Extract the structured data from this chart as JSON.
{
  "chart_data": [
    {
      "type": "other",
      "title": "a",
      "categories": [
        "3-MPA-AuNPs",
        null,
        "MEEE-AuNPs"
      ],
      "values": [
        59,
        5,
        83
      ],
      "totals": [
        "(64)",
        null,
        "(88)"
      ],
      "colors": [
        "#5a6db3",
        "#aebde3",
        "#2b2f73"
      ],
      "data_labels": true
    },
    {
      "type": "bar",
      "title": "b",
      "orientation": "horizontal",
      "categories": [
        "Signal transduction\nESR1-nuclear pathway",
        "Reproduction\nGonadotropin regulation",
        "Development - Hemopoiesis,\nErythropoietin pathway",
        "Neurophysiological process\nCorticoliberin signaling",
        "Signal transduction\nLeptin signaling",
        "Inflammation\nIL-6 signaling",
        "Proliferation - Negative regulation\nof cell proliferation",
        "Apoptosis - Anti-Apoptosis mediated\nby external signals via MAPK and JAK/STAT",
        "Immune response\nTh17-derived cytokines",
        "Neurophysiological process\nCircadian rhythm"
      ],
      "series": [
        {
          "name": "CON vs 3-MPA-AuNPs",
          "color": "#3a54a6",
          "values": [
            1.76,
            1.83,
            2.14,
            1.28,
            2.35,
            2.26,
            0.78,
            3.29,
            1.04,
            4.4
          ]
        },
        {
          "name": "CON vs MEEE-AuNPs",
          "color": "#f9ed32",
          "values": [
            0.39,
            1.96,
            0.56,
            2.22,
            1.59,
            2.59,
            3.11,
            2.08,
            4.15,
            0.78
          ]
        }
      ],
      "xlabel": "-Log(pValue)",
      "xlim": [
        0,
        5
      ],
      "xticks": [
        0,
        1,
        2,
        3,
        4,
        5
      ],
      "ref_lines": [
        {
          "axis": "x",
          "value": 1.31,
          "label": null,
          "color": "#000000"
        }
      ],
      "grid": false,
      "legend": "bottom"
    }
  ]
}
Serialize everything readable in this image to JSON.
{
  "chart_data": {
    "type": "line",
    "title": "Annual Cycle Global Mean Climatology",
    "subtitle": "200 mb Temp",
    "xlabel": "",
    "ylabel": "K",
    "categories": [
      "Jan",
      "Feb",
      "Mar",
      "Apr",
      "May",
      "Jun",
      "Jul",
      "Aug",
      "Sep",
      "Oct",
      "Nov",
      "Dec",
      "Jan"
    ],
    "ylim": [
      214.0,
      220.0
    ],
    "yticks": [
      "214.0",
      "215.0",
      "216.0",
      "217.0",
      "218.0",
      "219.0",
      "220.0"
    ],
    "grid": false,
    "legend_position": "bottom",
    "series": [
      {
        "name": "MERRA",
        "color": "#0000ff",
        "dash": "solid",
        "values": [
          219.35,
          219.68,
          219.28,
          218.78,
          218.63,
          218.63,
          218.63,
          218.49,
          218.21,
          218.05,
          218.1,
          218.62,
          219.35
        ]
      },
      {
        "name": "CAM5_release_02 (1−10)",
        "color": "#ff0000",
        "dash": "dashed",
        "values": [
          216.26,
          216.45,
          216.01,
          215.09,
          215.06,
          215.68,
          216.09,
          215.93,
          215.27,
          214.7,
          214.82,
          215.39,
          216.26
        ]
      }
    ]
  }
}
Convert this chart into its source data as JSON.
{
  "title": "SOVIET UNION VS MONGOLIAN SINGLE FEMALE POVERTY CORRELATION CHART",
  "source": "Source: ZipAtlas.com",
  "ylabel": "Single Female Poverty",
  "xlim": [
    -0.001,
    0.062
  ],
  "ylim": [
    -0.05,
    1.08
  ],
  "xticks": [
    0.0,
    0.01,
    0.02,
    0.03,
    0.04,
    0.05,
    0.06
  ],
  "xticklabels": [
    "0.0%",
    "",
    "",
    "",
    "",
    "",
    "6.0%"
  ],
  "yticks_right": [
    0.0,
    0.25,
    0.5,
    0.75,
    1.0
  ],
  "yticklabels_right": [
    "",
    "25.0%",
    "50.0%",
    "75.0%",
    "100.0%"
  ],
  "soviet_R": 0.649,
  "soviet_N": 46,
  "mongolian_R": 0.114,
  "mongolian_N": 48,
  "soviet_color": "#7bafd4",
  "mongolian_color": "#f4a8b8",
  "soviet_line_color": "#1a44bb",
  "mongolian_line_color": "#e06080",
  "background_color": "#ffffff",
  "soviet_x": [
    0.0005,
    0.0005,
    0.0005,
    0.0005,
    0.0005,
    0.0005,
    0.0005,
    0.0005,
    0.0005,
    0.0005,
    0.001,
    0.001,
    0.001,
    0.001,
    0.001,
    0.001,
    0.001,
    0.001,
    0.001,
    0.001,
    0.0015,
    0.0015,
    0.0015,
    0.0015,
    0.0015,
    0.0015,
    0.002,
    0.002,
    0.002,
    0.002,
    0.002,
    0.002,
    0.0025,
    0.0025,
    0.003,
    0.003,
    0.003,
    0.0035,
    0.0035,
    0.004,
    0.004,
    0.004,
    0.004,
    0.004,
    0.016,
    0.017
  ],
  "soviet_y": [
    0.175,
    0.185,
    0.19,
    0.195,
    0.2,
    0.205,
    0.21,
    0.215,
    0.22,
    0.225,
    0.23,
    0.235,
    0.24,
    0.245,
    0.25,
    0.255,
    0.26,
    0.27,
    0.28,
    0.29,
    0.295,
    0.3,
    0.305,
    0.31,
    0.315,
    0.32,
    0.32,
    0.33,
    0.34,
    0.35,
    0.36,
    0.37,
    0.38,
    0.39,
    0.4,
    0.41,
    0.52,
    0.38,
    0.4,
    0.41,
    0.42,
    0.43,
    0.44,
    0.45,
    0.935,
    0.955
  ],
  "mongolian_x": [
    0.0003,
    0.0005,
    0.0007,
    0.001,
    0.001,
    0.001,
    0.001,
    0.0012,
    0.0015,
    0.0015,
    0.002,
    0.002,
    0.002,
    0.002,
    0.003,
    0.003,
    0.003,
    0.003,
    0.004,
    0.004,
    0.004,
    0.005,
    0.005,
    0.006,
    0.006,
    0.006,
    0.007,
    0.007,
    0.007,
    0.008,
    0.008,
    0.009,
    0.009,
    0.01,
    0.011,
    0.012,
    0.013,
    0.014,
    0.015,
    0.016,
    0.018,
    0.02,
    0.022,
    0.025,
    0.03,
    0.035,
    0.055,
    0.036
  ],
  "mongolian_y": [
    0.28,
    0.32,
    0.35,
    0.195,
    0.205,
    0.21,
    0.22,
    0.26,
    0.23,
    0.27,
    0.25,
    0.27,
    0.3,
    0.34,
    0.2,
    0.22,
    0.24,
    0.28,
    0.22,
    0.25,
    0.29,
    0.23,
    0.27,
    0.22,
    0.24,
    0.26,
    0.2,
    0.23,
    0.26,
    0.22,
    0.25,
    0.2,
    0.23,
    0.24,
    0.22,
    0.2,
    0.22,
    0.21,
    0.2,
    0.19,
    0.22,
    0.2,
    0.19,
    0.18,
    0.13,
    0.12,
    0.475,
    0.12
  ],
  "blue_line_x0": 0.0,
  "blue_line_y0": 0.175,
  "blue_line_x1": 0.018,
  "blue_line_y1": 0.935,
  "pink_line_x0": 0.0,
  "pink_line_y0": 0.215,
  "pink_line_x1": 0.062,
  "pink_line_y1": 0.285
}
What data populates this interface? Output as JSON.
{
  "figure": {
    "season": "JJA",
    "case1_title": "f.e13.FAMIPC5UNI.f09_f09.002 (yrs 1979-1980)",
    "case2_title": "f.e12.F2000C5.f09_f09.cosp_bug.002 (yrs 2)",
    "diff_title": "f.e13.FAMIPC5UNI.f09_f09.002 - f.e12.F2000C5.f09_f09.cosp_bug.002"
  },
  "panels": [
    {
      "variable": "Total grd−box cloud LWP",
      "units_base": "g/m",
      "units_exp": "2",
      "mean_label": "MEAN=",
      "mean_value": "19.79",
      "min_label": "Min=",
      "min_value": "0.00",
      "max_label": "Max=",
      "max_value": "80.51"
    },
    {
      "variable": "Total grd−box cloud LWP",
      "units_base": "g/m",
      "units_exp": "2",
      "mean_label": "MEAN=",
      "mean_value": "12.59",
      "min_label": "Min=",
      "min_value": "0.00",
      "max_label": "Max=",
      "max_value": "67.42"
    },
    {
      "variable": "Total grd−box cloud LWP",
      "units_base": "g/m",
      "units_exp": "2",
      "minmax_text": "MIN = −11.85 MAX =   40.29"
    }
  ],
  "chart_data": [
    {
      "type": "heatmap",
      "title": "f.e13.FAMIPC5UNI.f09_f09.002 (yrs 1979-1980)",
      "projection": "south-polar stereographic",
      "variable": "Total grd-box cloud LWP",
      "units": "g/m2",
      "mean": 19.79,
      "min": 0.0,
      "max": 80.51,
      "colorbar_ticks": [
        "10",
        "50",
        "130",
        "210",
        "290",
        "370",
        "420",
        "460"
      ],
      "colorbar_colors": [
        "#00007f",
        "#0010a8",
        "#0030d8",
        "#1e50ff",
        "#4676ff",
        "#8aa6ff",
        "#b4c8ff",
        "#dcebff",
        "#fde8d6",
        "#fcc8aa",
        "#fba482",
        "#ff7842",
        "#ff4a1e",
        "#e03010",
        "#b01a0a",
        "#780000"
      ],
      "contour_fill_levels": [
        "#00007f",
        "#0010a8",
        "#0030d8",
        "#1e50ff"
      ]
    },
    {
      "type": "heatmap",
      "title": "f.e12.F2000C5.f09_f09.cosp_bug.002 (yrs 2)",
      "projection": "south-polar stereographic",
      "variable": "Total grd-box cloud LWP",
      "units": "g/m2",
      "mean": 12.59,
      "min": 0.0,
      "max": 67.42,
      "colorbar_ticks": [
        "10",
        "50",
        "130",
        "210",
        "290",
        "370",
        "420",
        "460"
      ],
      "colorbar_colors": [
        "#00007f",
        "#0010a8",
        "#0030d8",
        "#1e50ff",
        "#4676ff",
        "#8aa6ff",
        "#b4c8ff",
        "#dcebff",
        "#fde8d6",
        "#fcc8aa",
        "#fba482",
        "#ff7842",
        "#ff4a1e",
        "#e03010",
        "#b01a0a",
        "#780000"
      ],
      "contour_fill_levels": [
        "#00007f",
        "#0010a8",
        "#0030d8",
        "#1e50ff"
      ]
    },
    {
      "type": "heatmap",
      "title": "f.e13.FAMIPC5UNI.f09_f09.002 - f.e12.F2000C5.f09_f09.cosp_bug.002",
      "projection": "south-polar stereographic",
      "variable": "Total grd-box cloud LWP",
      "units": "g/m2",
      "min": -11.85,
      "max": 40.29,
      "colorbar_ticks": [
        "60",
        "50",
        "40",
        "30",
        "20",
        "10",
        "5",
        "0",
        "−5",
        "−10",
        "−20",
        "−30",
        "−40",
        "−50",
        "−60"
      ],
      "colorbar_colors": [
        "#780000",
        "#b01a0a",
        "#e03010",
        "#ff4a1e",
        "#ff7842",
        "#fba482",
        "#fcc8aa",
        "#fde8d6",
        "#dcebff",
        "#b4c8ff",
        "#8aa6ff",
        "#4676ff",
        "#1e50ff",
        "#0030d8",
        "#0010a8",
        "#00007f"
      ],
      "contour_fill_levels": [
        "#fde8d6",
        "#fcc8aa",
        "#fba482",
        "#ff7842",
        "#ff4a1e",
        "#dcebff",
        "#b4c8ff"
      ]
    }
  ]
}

• • • • • • •

WORK INSTRUCTIONS
Read the entries and pick out all lines that include the word "bottom".

WRITTEN ANSWER
      "legend": "bottom"
    "legend_position": "bottom",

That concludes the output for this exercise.